Supplied material:
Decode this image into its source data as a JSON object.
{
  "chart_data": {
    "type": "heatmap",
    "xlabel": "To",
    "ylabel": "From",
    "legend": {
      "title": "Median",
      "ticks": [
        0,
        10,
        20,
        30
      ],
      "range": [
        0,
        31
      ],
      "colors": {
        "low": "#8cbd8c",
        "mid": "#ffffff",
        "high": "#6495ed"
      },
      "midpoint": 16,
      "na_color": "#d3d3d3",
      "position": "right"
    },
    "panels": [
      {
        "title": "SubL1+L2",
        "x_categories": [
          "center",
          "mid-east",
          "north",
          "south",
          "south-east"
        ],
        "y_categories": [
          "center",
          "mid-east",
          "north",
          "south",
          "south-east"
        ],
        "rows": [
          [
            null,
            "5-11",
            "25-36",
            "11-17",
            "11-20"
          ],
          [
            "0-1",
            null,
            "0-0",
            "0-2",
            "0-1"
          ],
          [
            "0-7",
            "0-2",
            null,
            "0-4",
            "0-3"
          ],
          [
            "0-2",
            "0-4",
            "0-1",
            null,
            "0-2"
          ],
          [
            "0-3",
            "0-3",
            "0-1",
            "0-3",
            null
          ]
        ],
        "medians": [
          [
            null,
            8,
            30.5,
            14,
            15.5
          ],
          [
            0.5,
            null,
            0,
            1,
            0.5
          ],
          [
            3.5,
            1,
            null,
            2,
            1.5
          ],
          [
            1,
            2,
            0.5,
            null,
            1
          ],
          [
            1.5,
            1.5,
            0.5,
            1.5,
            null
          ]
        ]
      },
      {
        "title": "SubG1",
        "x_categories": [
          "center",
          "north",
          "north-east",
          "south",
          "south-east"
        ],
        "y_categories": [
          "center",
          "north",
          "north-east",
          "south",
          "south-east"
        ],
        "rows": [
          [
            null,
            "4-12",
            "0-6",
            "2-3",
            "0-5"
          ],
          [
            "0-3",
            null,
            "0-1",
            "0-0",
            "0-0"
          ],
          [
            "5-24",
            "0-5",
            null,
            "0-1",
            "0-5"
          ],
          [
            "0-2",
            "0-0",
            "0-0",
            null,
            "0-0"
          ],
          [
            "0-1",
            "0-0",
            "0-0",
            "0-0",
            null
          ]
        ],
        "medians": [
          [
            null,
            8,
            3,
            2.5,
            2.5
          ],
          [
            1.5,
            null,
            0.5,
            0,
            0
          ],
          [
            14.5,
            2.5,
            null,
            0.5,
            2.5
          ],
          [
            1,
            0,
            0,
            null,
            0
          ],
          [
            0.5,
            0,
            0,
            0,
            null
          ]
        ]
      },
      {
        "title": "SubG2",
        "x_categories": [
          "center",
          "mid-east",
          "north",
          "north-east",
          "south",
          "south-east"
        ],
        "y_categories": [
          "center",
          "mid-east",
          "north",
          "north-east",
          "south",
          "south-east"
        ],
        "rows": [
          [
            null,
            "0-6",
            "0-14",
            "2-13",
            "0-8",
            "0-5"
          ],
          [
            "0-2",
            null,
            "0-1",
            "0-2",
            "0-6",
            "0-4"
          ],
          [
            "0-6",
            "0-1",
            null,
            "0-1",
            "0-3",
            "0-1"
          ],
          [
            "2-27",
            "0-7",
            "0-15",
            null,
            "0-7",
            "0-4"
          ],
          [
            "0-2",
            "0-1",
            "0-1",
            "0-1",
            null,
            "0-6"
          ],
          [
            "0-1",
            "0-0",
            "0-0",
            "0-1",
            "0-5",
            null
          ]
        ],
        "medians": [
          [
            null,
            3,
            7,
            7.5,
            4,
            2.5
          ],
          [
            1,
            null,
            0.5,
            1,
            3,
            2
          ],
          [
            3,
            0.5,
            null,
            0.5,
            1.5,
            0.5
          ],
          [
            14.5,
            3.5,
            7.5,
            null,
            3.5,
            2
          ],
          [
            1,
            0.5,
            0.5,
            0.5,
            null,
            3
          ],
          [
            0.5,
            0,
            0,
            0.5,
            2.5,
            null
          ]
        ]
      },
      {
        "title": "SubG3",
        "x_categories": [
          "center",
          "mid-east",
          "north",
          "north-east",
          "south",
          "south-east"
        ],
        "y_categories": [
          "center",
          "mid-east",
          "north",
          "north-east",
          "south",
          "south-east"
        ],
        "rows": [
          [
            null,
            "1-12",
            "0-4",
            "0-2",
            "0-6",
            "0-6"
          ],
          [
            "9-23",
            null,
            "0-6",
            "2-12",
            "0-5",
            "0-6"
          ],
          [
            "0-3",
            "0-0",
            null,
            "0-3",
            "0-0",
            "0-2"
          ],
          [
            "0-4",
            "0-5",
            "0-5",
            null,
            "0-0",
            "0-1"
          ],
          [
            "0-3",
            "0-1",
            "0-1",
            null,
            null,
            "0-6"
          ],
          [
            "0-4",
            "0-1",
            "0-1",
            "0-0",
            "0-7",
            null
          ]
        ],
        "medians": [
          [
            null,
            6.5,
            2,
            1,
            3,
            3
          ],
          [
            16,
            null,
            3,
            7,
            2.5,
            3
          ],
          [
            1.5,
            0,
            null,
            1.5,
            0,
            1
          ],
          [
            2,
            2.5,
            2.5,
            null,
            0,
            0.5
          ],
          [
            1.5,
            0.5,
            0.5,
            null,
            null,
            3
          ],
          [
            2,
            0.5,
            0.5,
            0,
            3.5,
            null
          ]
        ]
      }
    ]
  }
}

Objective: Retype the records in full. Keep every line identical to the original.

Complete response:
Decode this image into its source data as a JSON object.
{
  "chart_data": {
    "type": "heatmap",
    "xlabel": "To",
    "ylabel": "From",
    "legend": {
      "title": "Median",
      "ticks": [
        0,
        10,
        20,
        30
      ],
      "range": [
        0,
        31
      ],
      "colors": {
        "low": "#8cbd8c",
        "mid": "#ffffff",
        "high": "#6495ed"
      },
      "midpoint": 16,
      "na_color": "#d3d3d3",
      "position": "right"
    },
    "panels": [
      {
        "title": "SubL1+L2",
        "x_categories": [
          "center",
          "mid-east",
          "north",
          "south",
          "south-east"
        ],
        "y_categories": [
          "center",
          "mid-east",
          "north",
          "south",
          "south-east"
        ],
        "rows": [
          [
            null,
            "5-11",
            "25-36",
            "11-17",
            "11-20"
          ],
          [
            "0-1",
            null,
            "0-0",
            "0-2",
            "0-1"
          ],
          [
            "0-7",
            "0-2",
            null,
            "0-4",
            "0-3"
          ],
          [
            "0-2",
            "0-4",
            "0-1",
            null,
            "0-2"
          ],
          [
            "0-3",
            "0-3",
            "0-1",
            "0-3",
            null
          ]
        ],
        "medians": [
          [
            null,
            8,
            30.5,
            14,
            15.5
          ],
          [
            0.5,
            null,
            0,
            1,
            0.5
          ],
          [
            3.5,
            1,
            null,
            2,
            1.5
          ],
          [
            1,
            2,
            0.5,
            null,
            1
          ],
          [
            1.5,
            1.5,
            0.5,
            1.5,
            null
          ]
        ]
      },
      {
        "title": "SubG1",
        "x_categories": [
          "center",
          "north",
          "north-east",
          "south",
          "south-east"
        ],
        "y_categories": [
          "center",
          "north",
          "north-east",
          "south",
          "south-east"
        ],
        "rows": [
          [
            null,
            "4-12",
            "0-6",
            "2-3",
            "0-5"
          ],
          [
            "0-3",
            null,
            "0-1",
            "0-0",
            "0-0"
          ],
          [
            "5-24",
            "0-5",
            null,
            "0-1",
            "0-5"
          ],
          [
            "0-2",
            "0-0",
            "0-0",
            null,
            "0-0"
          ],
          [
            "0-1",
            "0-0",
            "0-0",
            "0-0",
            null
          ]
        ],
        "medians": [
          [
            null,
            8,
            3,
            2.5,
            2.5
          ],
          [
            1.5,
            null,
            0.5,
            0,
            0
          ],
          [
            14.5,
            2.5,
            null,
            0.5,
            2.5
          ],
          [
            1,
            0,
            0,
            null,
            0
          ],
          [
            0.5,
            0,
            0,
            0,
            null
          ]
        ]
      },
      {
        "title": "SubG2",
        "x_categories": [
          "center",
          "mid-east",
          "north",
          "north-east",
          "south",
          "south-east"
        ],
        "y_categories": [
          "center",
          "mid-east",
          "north",
          "north-east",
          "south",
          "south-east"
        ],
        "rows": [
          [
            null,
            "0-6",
            "0-14",
            "2-13",
            "0-8",
            "0-5"
          ],
          [
            "0-2",
            null,
            "0-1",
            "0-2",
            "0-6",
            "0-4"
          ],
          [
            "0-6",
            "0-1",
            null,
            "0-1",
            "0-3",
            "0-1"
          ],
          [
            "2-27",
            "0-7",
            "0-15",
            null,
            "0-7",
            "0-4"
          ],
          [
            "0-2",
            "0-1",
            "0-1",
            "0-1",
            null,
            "0-6"
          ],
          [
            "0-1",
            "0-0",
            "0-0",
            "0-1",
            "0-5",
            null
          ]
        ],
        "medians": [
          [
            null,
            3,
            7,
            7.5,
            4,
            2.5
          ],
          [
            1,
            null,
            0.5,
            1,
            3,
            2
          ],
          [
            3,
            0.5,
            null,
            0.5,
            1.5,
            0.5
          ],
          [
            14.5,
            3.5,
            7.5,
            null,
            3.5,
            2
          ],
          [
            1,
            0.5,
            0.5,
            0.5,
            null,
            3
          ],
          [
            0.5,
            0,
            0,
            0.5,
            2.5,
            null
          ]
        ]
      },
      {
        "title": "SubG3",
        "x_categories": [
          "center",
          "mid-east",
          "north",
          "north-east",
          "south",
          "south-east"
        ],
        "y_categories": [
          "center",
          "mid-east",
          "north",
          "north-east",
          "south",
          "south-east"
        ],
        "rows": [
          [
            null,
            "1-12",
            "0-4",
            "0-2",
            "0-6",
            "0-6"
          ],
          [
            "9-23",
            null,
            "0-6",
            "2-12",
            "0-5",
            "0-6"
          ],
          [
            "0-3",
            "0-0",
            null,
            "0-3",
            "0-0",
            "0-2"
          ],
          [
            "0-4",
            "0-5",
            "0-5",
            null,
            "0-0",
            "0-1"
          ],
          [
            "0-3",
            "0-1",
            "0-1",
            null,
            null,
            "0-6"
          ],
          [
            "0-4",
            "0-1",
            "0-1",
            "0-0",
            "0-7",
            null
          ]
        ],
        "medians": [
          [
            null,
            6.5,
            2,
            1,
            3,
            3
          ],
          [
            16,
            null,
            3,
            7,
            2.5,
            3
          ],
          [
            1.5,
            0,
            null,
            1.5,
            0,
            1
          ],
          [
            2,
            2.5,
            2.5,
            null,
            0,
            0.5
          ],
          [
            1.5,
            0.5,
            0.5,
            null,
            null,
            3
          ],
          [
            2,
            0.5,
            0.5,
            0,
            3.5,
            null
          ]
        ]
      }
    ]
  }
}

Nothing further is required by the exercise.